§ What to produce: Scan the material that follows. Copy every line containing the word "应使用名词性物主代词".

+ + + +

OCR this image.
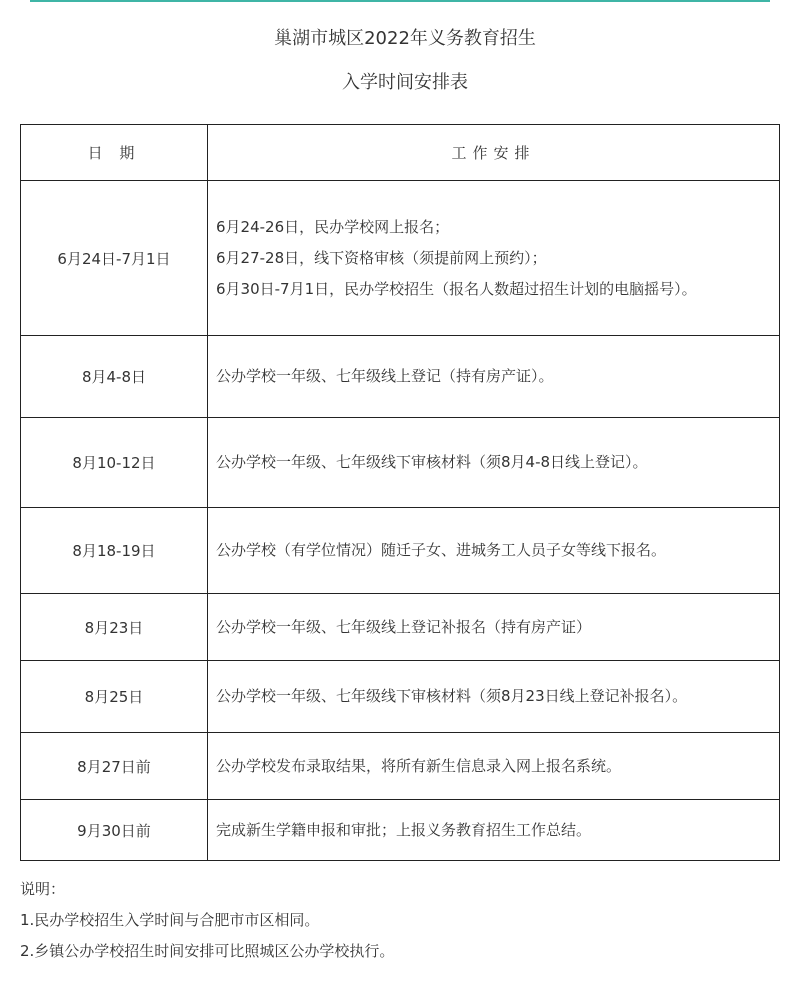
巢湖市城区2022年义务教育招生
入学时间安排表
日 期	工作安排
6月24日-7月1日	6月24-26日，民办学校网上报名；
6月27-28日，线下资格审核（须提前网上预约）；
6月30日-7月1日，民办学校招生（报名人数超过招生计划的电脑摇号）。

8月4-8日	公办学校一年级、七年级线上登记（持有房产证）。

8月10-12日	公办学校一年级、七年级线下审核材料（须8月4-8日线上登记）。

8月18-19日	公办学校（有学位情况）随迁子女、进城务工人员子女等线下报名。

8月23日	公办学校一年级、七年级线上登记补报名（持有房产证）

8月25日	公办学校一年级、七年级线下审核材料（须8月23日线上登记补报名）。

8月27日前	公办学校发布录取结果，将所有新生信息录入网上报名系统。

9月30日前	完成新生学籍申报和审批；上报义务教育招生工作总结。
说明：
1.民办学校招生入学时间与合肥市市区相同。
2.乡镇公办学校招生时间安排可比照城区公办学校执行。
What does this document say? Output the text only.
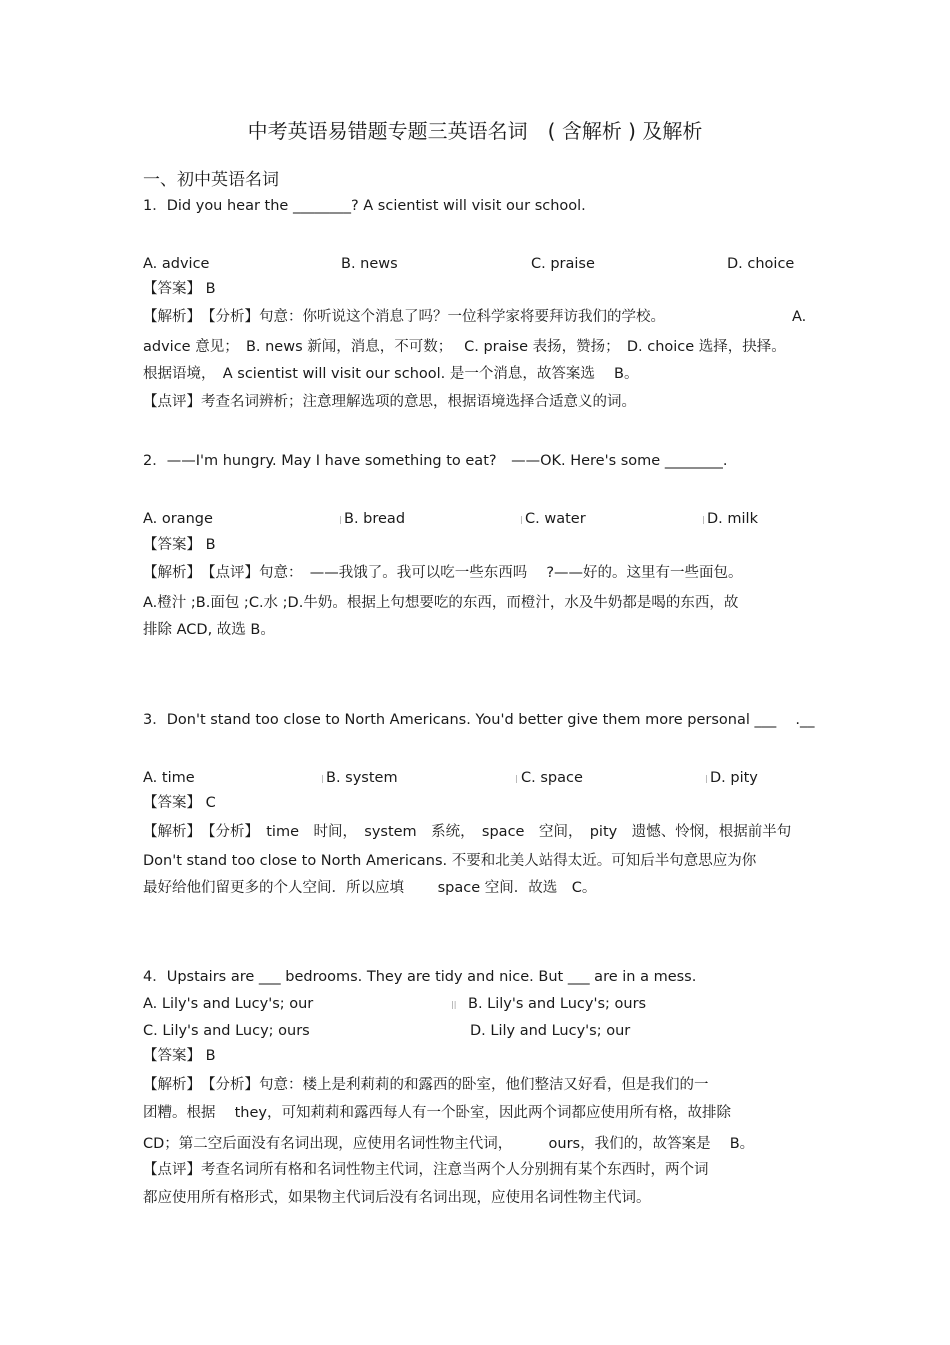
中考英语易错题专题三英语名词　( 含解析 ) 及解析
一、初中英语名词
1．Did you hear the ________? A scientist will visit our school.
A. advice	B. news	C. praise	D. choice
【答案】 B
【解析】　【分析】句意：你听说这个消息了吗？一位科学家将要拜访我们的学校。	A.
advice 意见；　B. news 新闻，消息，不可数；　 C. praise 表扬，赞扬；　D. choice 选择，抉择。
根据语境，　A scientist will visit our school. 是一个消息，故答案选　 B。
【点评】考查名词辨析；注意理解选项的意思，根据语境选择合适意义的词。
2．——I'm hungry. May I have something to eat?　——OK. Here's some ________.
A. orange	| B. bread	| C. water	| D. milk
【答案】 B
【解析】　【点评】句意：　——我饿了。我可以吃一些东西吗　 ?——好的。这里有一些面包。
A.橙汁 ;B.面包 ;C.水 ;D.牛奶。根据上句想要吃的东西，而橙汁，水及牛奶都是喝的东西，故
排除 ACD, 故选 B。
3．Don't stand too close to North Americans. You'd better give them more personal ___　 .__
A. time	| B. system	| C. space	| D. pity
【答案】 C
【解析】　【分析】　time　时间，　system　系统，　space　空间，　pity　遗憾、怜悯，根据前半句
Don't stand too close to North Americans. 不要和北美人站得太近。可知后半句意思应为你
最好给他们留更多的个人空间．所以应填　　 space 空间．故选　C。
4．Upstairs are ___ bedrooms. They are tidy and nice. But ___ are in a mess.
A. Lily's and Lucy's; our	|| B. Lily's and Lucy's; ours
C. Lily's and Lucy; ours	D. Lily and Lucy's; our
【答案】 B
【解析】　【分析】句意：楼上是利莉莉的和露西的卧室，他们整洁又好看，但是我们的一
团糟。根据　 they，可知莉莉和露西每人有一个卧室，因此两个词都应使用所有格，故排除
CD；第二空后面没有名词出现，应使用名词性物主代词，　　　ours，我们的，故答案是　 B。
【点评】考查名词所有格和名词性物主代词，注意当两个人分别拥有某个东西时，两个词
都应使用所有格形式，如果物主代词后没有名词出现，应使用名词性物主代词。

+ + + +

§ Response:
CD；第二空后面没有名词出现，应使用名词性物主代词，　　　ours，我们的，故答案是　 B。
都应使用所有格形式，如果物主代词后没有名词出现，应使用名词性物主代词。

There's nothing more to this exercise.